- [REQUIRED WORK]:
Repeat every line of the material, character for character.

--- start ---

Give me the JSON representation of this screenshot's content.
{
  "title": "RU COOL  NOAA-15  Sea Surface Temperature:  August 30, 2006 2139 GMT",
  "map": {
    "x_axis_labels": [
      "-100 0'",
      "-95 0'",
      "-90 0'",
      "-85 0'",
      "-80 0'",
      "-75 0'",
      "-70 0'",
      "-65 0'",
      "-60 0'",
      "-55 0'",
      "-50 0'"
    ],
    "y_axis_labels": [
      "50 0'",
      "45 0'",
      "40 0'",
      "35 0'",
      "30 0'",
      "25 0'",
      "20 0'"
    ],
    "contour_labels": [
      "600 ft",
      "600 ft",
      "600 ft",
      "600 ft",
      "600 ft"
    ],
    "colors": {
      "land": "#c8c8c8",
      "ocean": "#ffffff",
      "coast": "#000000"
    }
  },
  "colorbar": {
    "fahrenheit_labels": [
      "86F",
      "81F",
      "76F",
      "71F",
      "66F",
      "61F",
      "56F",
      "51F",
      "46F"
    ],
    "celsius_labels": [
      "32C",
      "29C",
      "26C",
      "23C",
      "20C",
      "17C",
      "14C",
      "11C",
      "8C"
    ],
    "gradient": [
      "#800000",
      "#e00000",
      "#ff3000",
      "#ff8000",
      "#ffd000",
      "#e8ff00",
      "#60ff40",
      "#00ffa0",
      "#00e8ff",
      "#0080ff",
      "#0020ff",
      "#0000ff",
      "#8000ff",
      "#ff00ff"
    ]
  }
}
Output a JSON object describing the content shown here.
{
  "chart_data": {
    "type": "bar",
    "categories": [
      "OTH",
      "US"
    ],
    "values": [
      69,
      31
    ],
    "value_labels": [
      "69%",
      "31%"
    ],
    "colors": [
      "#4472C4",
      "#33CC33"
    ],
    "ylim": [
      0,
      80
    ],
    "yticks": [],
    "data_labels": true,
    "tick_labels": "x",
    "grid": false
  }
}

--- end ---

- [THE RESPONSE]:
Give me the JSON representation of this screenshot's content.
{
  "title": "RU COOL  NOAA-15  Sea Surface Temperature:  August 30, 2006 2139 GMT",
  "map": {
    "x_axis_labels": [
      "-100 0'",
      "-95 0'",
      "-90 0'",
      "-85 0'",
      "-80 0'",
      "-75 0'",
      "-70 0'",
      "-65 0'",
      "-60 0'",
      "-55 0'",
      "-50 0'"
    ],
    "y_axis_labels": [
      "50 0'",
      "45 0'",
      "40 0'",
      "35 0'",
      "30 0'",
      "25 0'",
      "20 0'"
    ],
    "contour_labels": [
      "600 ft",
      "600 ft",
      "600 ft",
      "600 ft",
      "600 ft"
    ],
    "colors": {
      "land": "#c8c8c8",
      "ocean": "#ffffff",
      "coast": "#000000"
    }
  },
  "colorbar": {
    "fahrenheit_labels": [
      "86F",
      "81F",
      "76F",
      "71F",
      "66F",
      "61F",
      "56F",
      "51F",
      "46F"
    ],
    "celsius_labels": [
      "32C",
      "29C",
      "26C",
      "23C",
      "20C",
      "17C",
      "14C",
      "11C",
      "8C"
    ],
    "gradient": [
      "#800000",
      "#e00000",
      "#ff3000",
      "#ff8000",
      "#ffd000",
      "#e8ff00",
      "#60ff40",
      "#00ffa0",
      "#00e8ff",
      "#0080ff",
      "#0020ff",
      "#0000ff",
      "#8000ff",
      "#ff00ff"
    ]
  }
}
Output a JSON object describing the content shown here.
{
  "chart_data": {
    "type": "bar",
    "categories": [
      "OTH",
      "US"
    ],
    "values": [
      69,
      31
    ],
    "value_labels": [
      "69%",
      "31%"
    ],
    "colors": [
      "#4472C4",
      "#33CC33"
    ],
    "ylim": [
      0,
      80
    ],
    "yticks": [],
    "data_labels": true,
    "tick_labels": "x",
    "grid": false
  }
}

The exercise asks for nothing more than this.